_Provided records_
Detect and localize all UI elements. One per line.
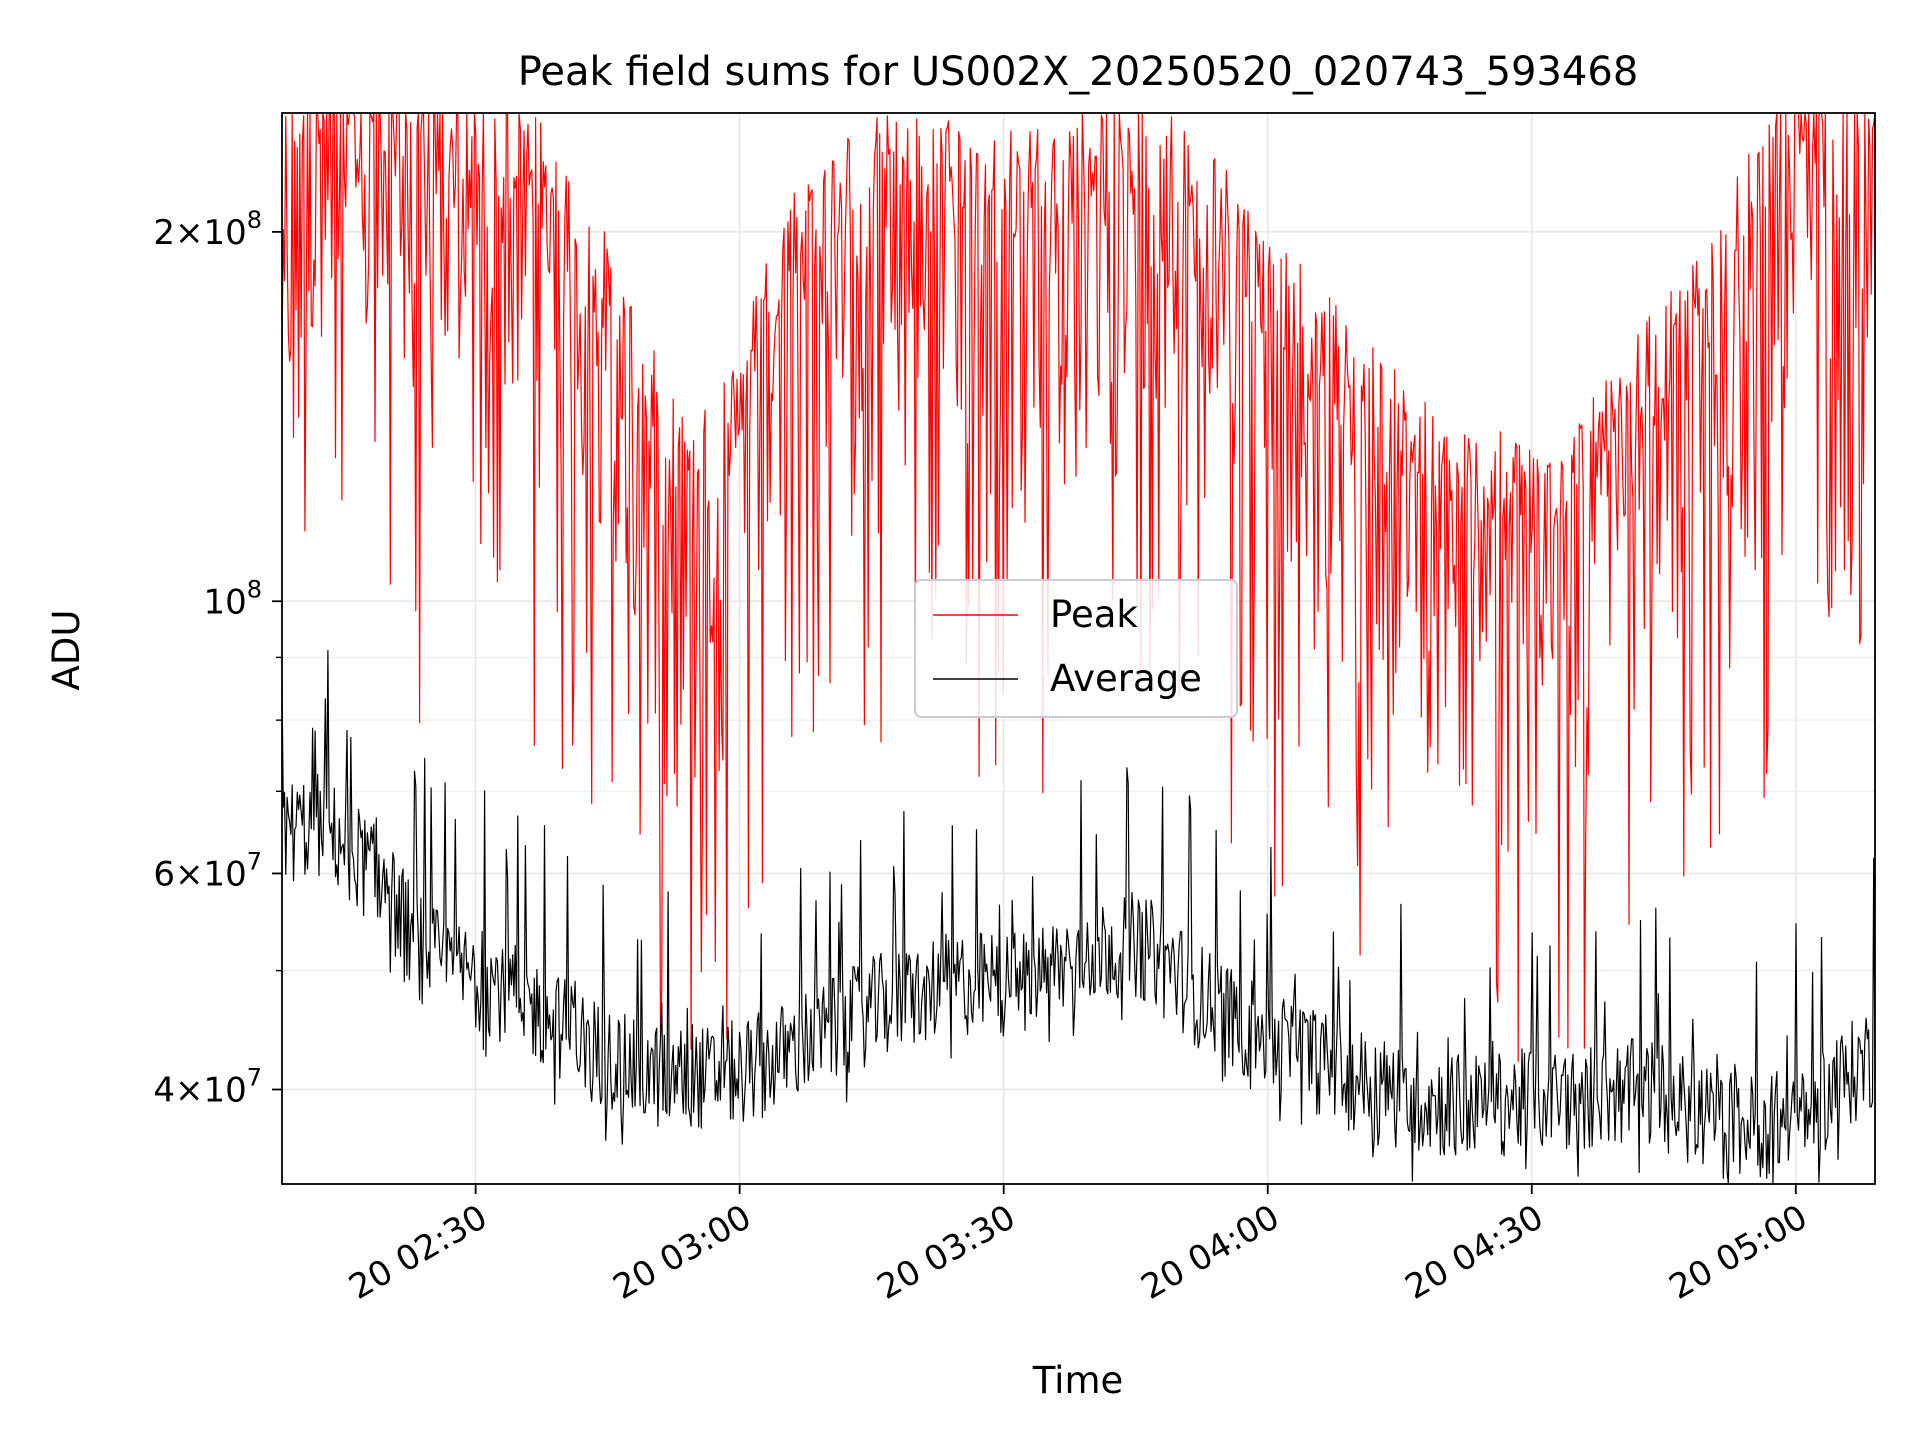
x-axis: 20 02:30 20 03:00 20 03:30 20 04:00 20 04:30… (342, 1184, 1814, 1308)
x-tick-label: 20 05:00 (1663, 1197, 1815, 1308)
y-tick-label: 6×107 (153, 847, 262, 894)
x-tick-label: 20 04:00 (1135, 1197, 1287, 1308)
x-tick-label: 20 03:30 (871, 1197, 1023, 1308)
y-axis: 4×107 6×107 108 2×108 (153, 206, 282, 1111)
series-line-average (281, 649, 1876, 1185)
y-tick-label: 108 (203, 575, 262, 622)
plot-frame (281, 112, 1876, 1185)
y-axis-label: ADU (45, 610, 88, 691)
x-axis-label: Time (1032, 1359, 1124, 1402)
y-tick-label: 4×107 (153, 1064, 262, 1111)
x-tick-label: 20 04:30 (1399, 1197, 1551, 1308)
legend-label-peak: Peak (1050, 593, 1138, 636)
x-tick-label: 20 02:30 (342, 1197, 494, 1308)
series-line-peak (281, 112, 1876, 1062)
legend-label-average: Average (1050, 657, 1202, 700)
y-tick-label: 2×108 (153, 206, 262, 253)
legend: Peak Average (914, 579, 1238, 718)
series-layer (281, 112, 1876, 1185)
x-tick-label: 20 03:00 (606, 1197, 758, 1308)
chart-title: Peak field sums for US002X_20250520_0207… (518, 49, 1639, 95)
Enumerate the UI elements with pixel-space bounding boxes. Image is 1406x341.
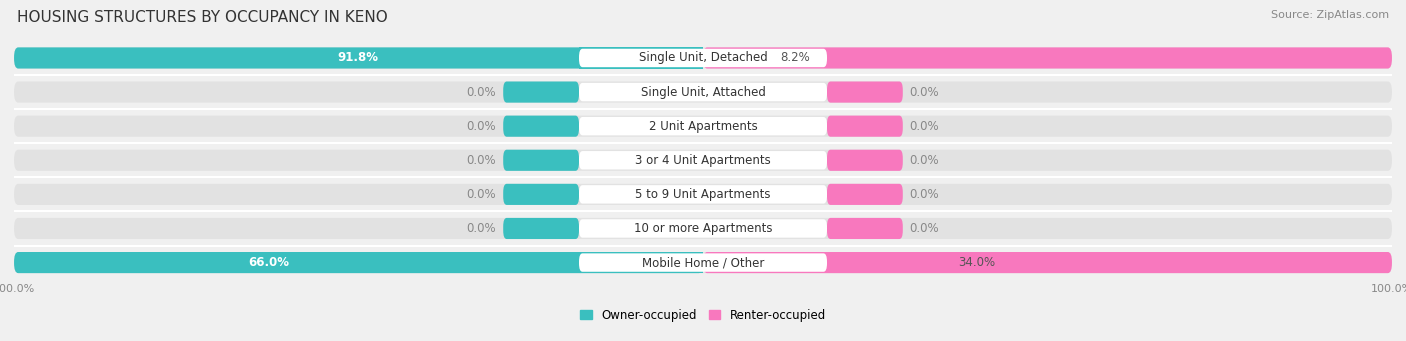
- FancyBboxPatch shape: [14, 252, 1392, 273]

_Work required_
Recast every line of the records as a numbered list, skipping blank lines and leaving out the pictures.

_Expected output_
1. Detect and localize all UI elements. One per line.
2. x-axis: 20 02:30 20 03:00 20 03:30 20 04:00 20 04:30… (342, 1184, 1814, 1308)
3. x-tick-label: 20 05:00 (1663, 1197, 1815, 1308)
4. y-tick-label: 6×107 (153, 847, 262, 894)
5. x-tick-label: 20 04:00 (1135, 1197, 1287, 1308)
6. x-tick-label: 20 03:30 (871, 1197, 1023, 1308)
7. y-axis: 4×107 6×107 108 2×108 (153, 206, 282, 1111)
8. series-line-average (281, 649, 1876, 1185)
9. y-tick-label: 108 (203, 575, 262, 622)
10. plot-frame (281, 112, 1876, 1185)
11. y-axis-label: ADU (45, 610, 88, 691)
12. x-axis-label: Time (1032, 1359, 1124, 1402)
13. y-tick-label: 4×107 (153, 1064, 262, 1111)
14. x-tick-label: 20 04:30 (1399, 1197, 1551, 1308)
15. legend-label-peak: Peak (1050, 593, 1138, 636)
16. x-tick-label: 20 02:30 (342, 1197, 494, 1308)
17. series-line-peak (281, 112, 1876, 1062)
18. legend-label-average: Average (1050, 657, 1202, 700)
19. y-tick-label: 2×108 (153, 206, 262, 253)
20. legend: Peak Average (914, 579, 1238, 718)
21. series-layer (281, 112, 1876, 1185)
22. x-tick-label: 20 03:00 (606, 1197, 758, 1308)
23. chart-title: Peak field sums for US002X_20250520_0207… (518, 49, 1639, 95)
24. Enumerate the UI elements with pixel-space bounding boxes. Image is 1406x341.
25. - FancyBboxPatch shape: [14, 252, 1392, 273]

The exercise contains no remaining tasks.